### INPUT RECORDS

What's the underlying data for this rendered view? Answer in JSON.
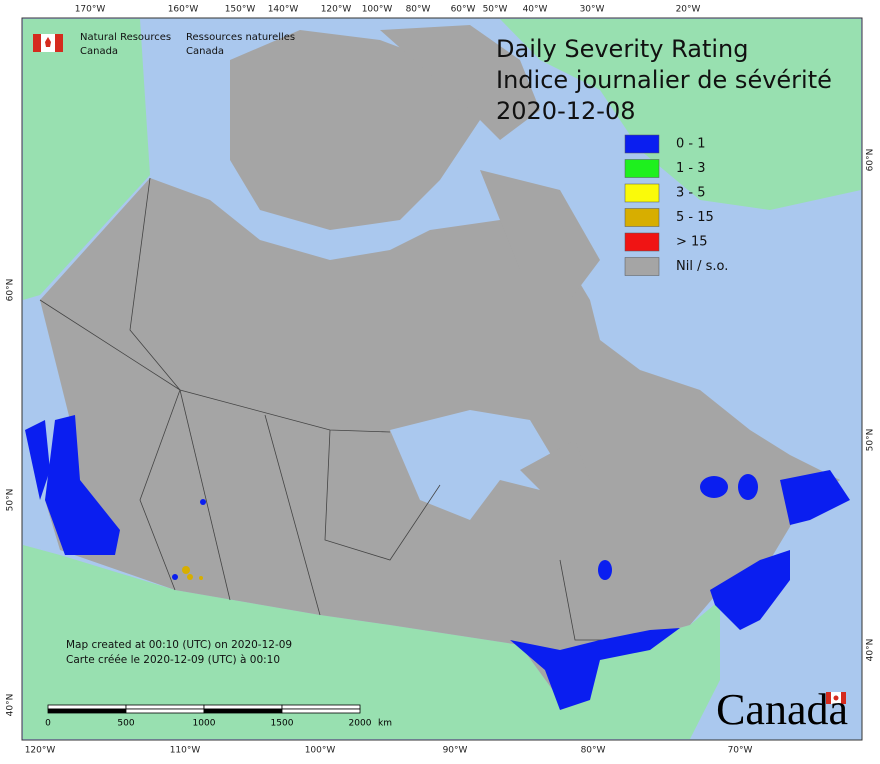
{
  "agency": {
    "english": [
      "Natural Resources",
      "Canada"
    ],
    "french": [
      "Ressources naturelles",
      "Canada"
    ]
  },
  "title": [
    "Daily Severity Rating",
    "Indice journalier de sévérité",
    "2020-12-08"
  ],
  "legend": [
    {
      "label": "0 - 1",
      "color": "#0a1ef0"
    },
    {
      "label": "1 - 3",
      "color": "#1ef01e"
    },
    {
      "label": "3 - 5",
      "color": "#fafa0a"
    },
    {
      "label": "5 - 15",
      "color": "#d7ae00"
    },
    {
      "label": "> 15",
      "color": "#f01414"
    },
    {
      "label": "Nil / s.o.",
      "color": "#a5a5a5"
    }
  ],
  "graticule": {
    "top": [
      "170°W",
      "160°W",
      "150°W",
      "140°W",
      "120°W",
      "100°W",
      "80°W",
      "60°W",
      "50°W",
      "40°W",
      "30°W",
      "20°W"
    ],
    "bottom": [
      "120°W",
      "110°W",
      "100°W",
      "90°W",
      "80°W",
      "70°W"
    ],
    "left": [
      "60°N",
      "50°N",
      "40°N"
    ],
    "right": [
      "60°N",
      "50°N",
      "40°N"
    ]
  },
  "note": [
    "Map created at 00:10 (UTC) on 2020-12-09",
    "Carte créée le 2020-12-09 (UTC) à 00:10"
  ],
  "scale_bar": {
    "ticks": [
      "0",
      "500",
      "1000",
      "1500",
      "2000"
    ],
    "unit": "km"
  },
  "wordmark": "Canada"
}
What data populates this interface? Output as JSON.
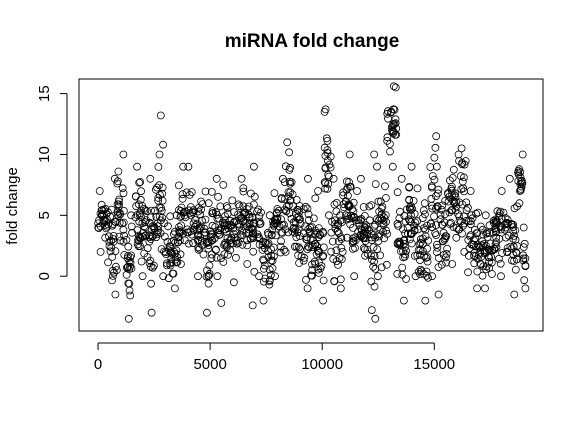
{
  "chart_data": {
    "type": "scatter",
    "title": "miRNA fold change",
    "xlabel": "",
    "ylabel": "fold change",
    "xlim": [
      -850,
      19850
    ],
    "ylim": [
      -4.5,
      16.2
    ],
    "xticks": [
      0,
      5000,
      10000,
      15000
    ],
    "xtick_labels": [
      "0",
      "5000",
      "10000",
      "15000"
    ],
    "yticks": [
      0,
      5,
      10,
      15
    ],
    "ytick_labels": [
      "0",
      "5",
      "10",
      "15"
    ],
    "grid": false,
    "legend": "none",
    "marker": "open circle",
    "n_points_approx": 19000,
    "segments": [
      {
        "x": [
          0,
          400
        ],
        "y_range": [
          2,
          7
        ]
      },
      {
        "x": [
          400,
          800
        ],
        "y_range": [
          -1.5,
          8
        ]
      },
      {
        "x": [
          800,
          1200
        ],
        "y_range": [
          0.5,
          10
        ]
      },
      {
        "x": [
          1200,
          1500
        ],
        "y_range": [
          -3.5,
          5
        ]
      },
      {
        "x": [
          1500,
          2100
        ],
        "y_range": [
          0,
          9
        ]
      },
      {
        "x": [
          2100,
          2500
        ],
        "y_range": [
          -3,
          8
        ]
      },
      {
        "x": [
          2500,
          3000
        ],
        "y_range": [
          0,
          10
        ]
      },
      {
        "x": [
          3000,
          3600
        ],
        "y_range": [
          -1,
          5
        ]
      },
      {
        "x": [
          3600,
          4000
        ],
        "y_range": [
          1,
          9
        ]
      },
      {
        "x": [
          4000,
          4800
        ],
        "y_range": [
          0,
          9
        ]
      },
      {
        "x": [
          4800,
          5000
        ],
        "y_range": [
          -3,
          6
        ]
      },
      {
        "x": [
          5000,
          5500
        ],
        "y_range": [
          0,
          8
        ]
      },
      {
        "x": [
          5500,
          6200
        ],
        "y_range": [
          -0.5,
          7.5
        ]
      },
      {
        "x": [
          6200,
          6800
        ],
        "y_range": [
          1,
          8
        ]
      },
      {
        "x": [
          6800,
          7300
        ],
        "y_range": [
          0,
          9
        ]
      },
      {
        "x": [
          7300,
          7800
        ],
        "y_range": [
          -2,
          5
        ]
      },
      {
        "x": [
          7800,
          8300
        ],
        "y_range": [
          0,
          8
        ]
      },
      {
        "x": [
          8300,
          8700
        ],
        "y_range": [
          2,
          11
        ]
      },
      {
        "x": [
          8700,
          9500
        ],
        "y_range": [
          -1,
          8
        ]
      },
      {
        "x": [
          9500,
          10100
        ],
        "y_range": [
          -2,
          7
        ]
      },
      {
        "x": [
          10100,
          10400
        ],
        "y_range": [
          5,
          13.5
        ]
      },
      {
        "x": [
          10400,
          10900
        ],
        "y_range": [
          -1,
          8
        ]
      },
      {
        "x": [
          10900,
          11300
        ],
        "y_range": [
          2,
          10
        ]
      },
      {
        "x": [
          11300,
          12000
        ],
        "y_range": [
          0,
          8
        ]
      },
      {
        "x": [
          12000,
          12400
        ],
        "y_range": [
          -3.5,
          10
        ]
      },
      {
        "x": [
          12400,
          12900
        ],
        "y_range": [
          0,
          9
        ]
      },
      {
        "x": [
          12900,
          13300
        ],
        "y_range": [
          9,
          15.5
        ]
      },
      {
        "x": [
          13300,
          13800
        ],
        "y_range": [
          -2,
          8
        ]
      },
      {
        "x": [
          13800,
          14300
        ],
        "y_range": [
          0,
          9
        ]
      },
      {
        "x": [
          14300,
          14800
        ],
        "y_range": [
          -2,
          6
        ]
      },
      {
        "x": [
          14800,
          15100
        ],
        "y_range": [
          0,
          11.5
        ]
      },
      {
        "x": [
          15100,
          15600
        ],
        "y_range": [
          -1.5,
          9
        ]
      },
      {
        "x": [
          15600,
          16100
        ],
        "y_range": [
          1,
          10
        ]
      },
      {
        "x": [
          16100,
          16500
        ],
        "y_range": [
          2,
          10.5
        ]
      },
      {
        "x": [
          16500,
          17000
        ],
        "y_range": [
          -1,
          7
        ]
      },
      {
        "x": [
          17000,
          17600
        ],
        "y_range": [
          -1,
          5
        ]
      },
      {
        "x": [
          17600,
          18200
        ],
        "y_range": [
          0,
          7
        ]
      },
      {
        "x": [
          18200,
          18700
        ],
        "y_range": [
          -1.5,
          8
        ]
      },
      {
        "x": [
          18700,
          18950
        ],
        "y_range": [
          6,
          10
        ]
      },
      {
        "x": [
          18950,
          19100
        ],
        "y_range": [
          -1,
          4
        ]
      }
    ],
    "outliers": [
      {
        "x": 2800,
        "y": 13.2
      },
      {
        "x": 2900,
        "y": 10.8
      },
      {
        "x": 5500,
        "y": -2.2
      },
      {
        "x": 6900,
        "y": -2.4
      },
      {
        "x": 10150,
        "y": 13.7
      },
      {
        "x": 13200,
        "y": 15.6
      }
    ]
  }
}
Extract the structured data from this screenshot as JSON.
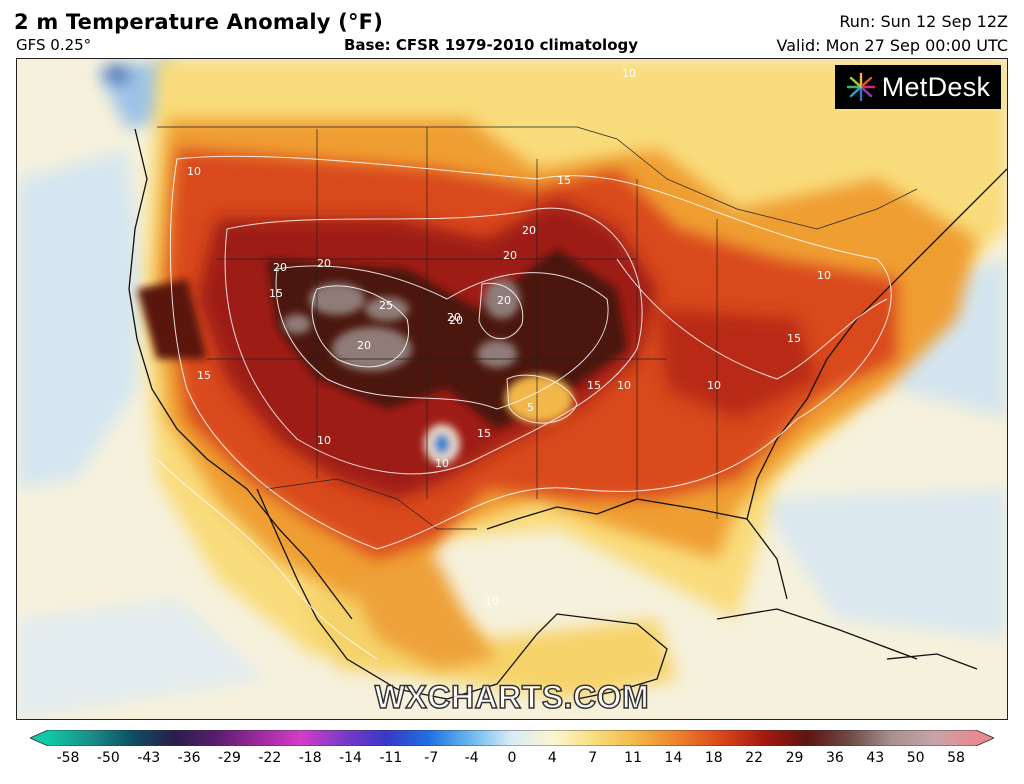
{
  "header": {
    "title": "2 m Temperature Anomaly (°F)",
    "model": "GFS 0.25°",
    "base": "Base: CFSR 1979-2010 climatology",
    "run": "Run: Sun 12 Sep 12Z",
    "valid": "Valid: Mon 27 Sep 00:00 UTC"
  },
  "branding": {
    "logo_text": "MetDesk",
    "logo_icon": "starburst-icon",
    "watermark": "WXCHARTS.COM"
  },
  "map": {
    "region": "North America",
    "contour_labels": [
      "5",
      "10",
      "15",
      "20",
      "25"
    ],
    "colors": {
      "ocean_cool": "#dde8f0",
      "neutral": "#fbf3cf",
      "warm_light": "#f8d36a",
      "warm": "#ee9a2f",
      "hot": "#d8441b",
      "very_hot": "#9c1b12",
      "extreme": "#4a1410",
      "peak": "#8d7b78",
      "contour": "#ffffff",
      "coastline": "#111111"
    }
  },
  "legend": {
    "ticks": [
      "-58",
      "-50",
      "-43",
      "-36",
      "-29",
      "-22",
      "-18",
      "-14",
      "-11",
      "-7",
      "-4",
      "0",
      "4",
      "7",
      "11",
      "14",
      "18",
      "22",
      "29",
      "36",
      "43",
      "50",
      "58"
    ],
    "colors": [
      "#0fc9a6",
      "#1a8f8a",
      "#0d4f62",
      "#2a1e4a",
      "#5a1d6e",
      "#9e2aa0",
      "#d23ec7",
      "#7a3bc8",
      "#3a37c8",
      "#1e6fe0",
      "#69b6ef",
      "#d9ecf6",
      "#fcf5cf",
      "#f8dc7a",
      "#f3b446",
      "#ec7d2c",
      "#d9441a",
      "#a21a11",
      "#5e1410",
      "#6e4a46",
      "#a8918e",
      "#c6a3a8",
      "#e68a8f"
    ]
  }
}
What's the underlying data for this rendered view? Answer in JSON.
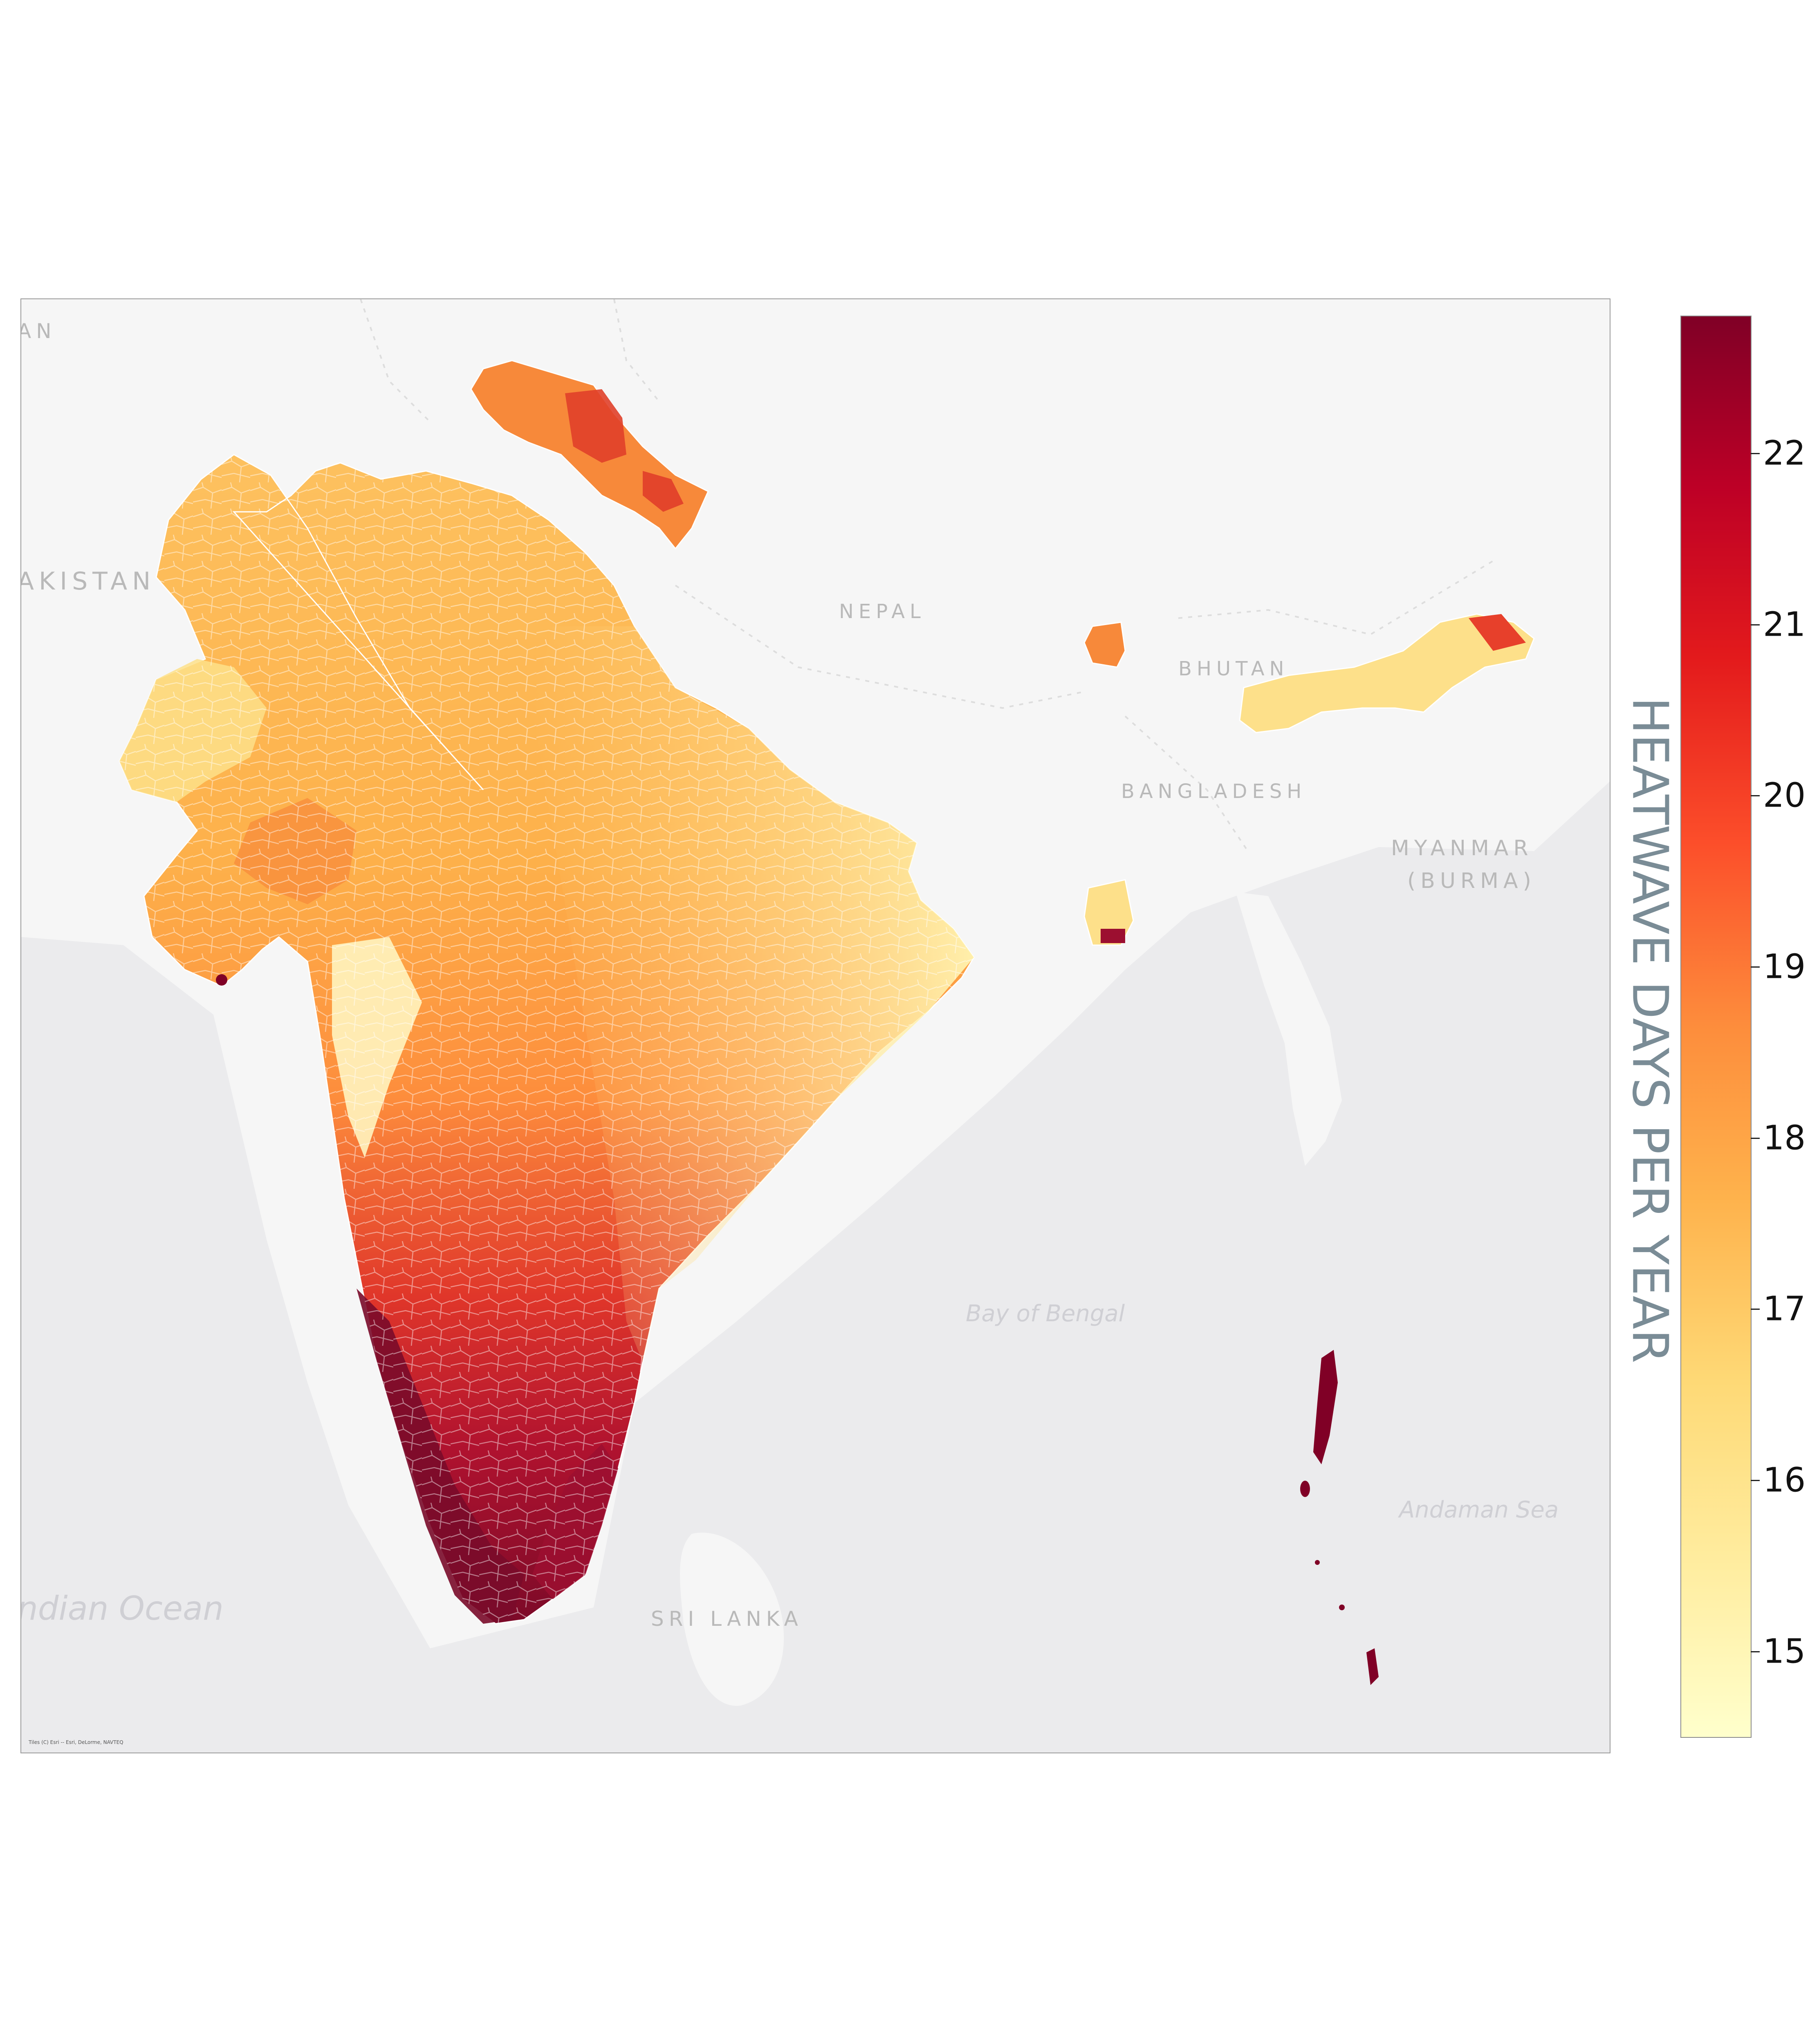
{
  "map": {
    "place_labels": {
      "pakistan_top": "AN",
      "pakistan": "AKISTAN",
      "nepal": "NEPAL",
      "bhutan": "BHUTAN",
      "bangladesh": "BANGLADESH",
      "myanmar_1": "MYANMAR",
      "myanmar_2": "(BURMA)",
      "sri_lanka": "SRI LANKA"
    },
    "water_labels": {
      "bay_of_bengal": "Bay of Bengal",
      "andaman_sea": "Andaman Sea",
      "indian_ocean": "ndian Ocean"
    },
    "attribution": "Tiles (C) Esri -- Esri, DeLorme, NAVTEQ",
    "colors": {
      "water": "#ebebed",
      "land": "#f6f6f6",
      "district_borders": "#ffffff"
    }
  },
  "colorbar": {
    "title": "HEATWAVE DAYS PER YEAR",
    "min": 14.5,
    "max": 22.8,
    "ticks": [
      "15",
      "16",
      "17",
      "18",
      "19",
      "20",
      "21",
      "22"
    ],
    "colormap": "YlOrRd",
    "color_stops": [
      "#ffffcc",
      "#ffeda0",
      "#fed976",
      "#feb24c",
      "#fd8d3c",
      "#fc4e2a",
      "#e31a1c",
      "#bd0026",
      "#800026"
    ]
  }
}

######

Return each line with "change".

PROBLEM SOLUTION —
    "title": "miRNA fold change",
    "ylabel": "fold change",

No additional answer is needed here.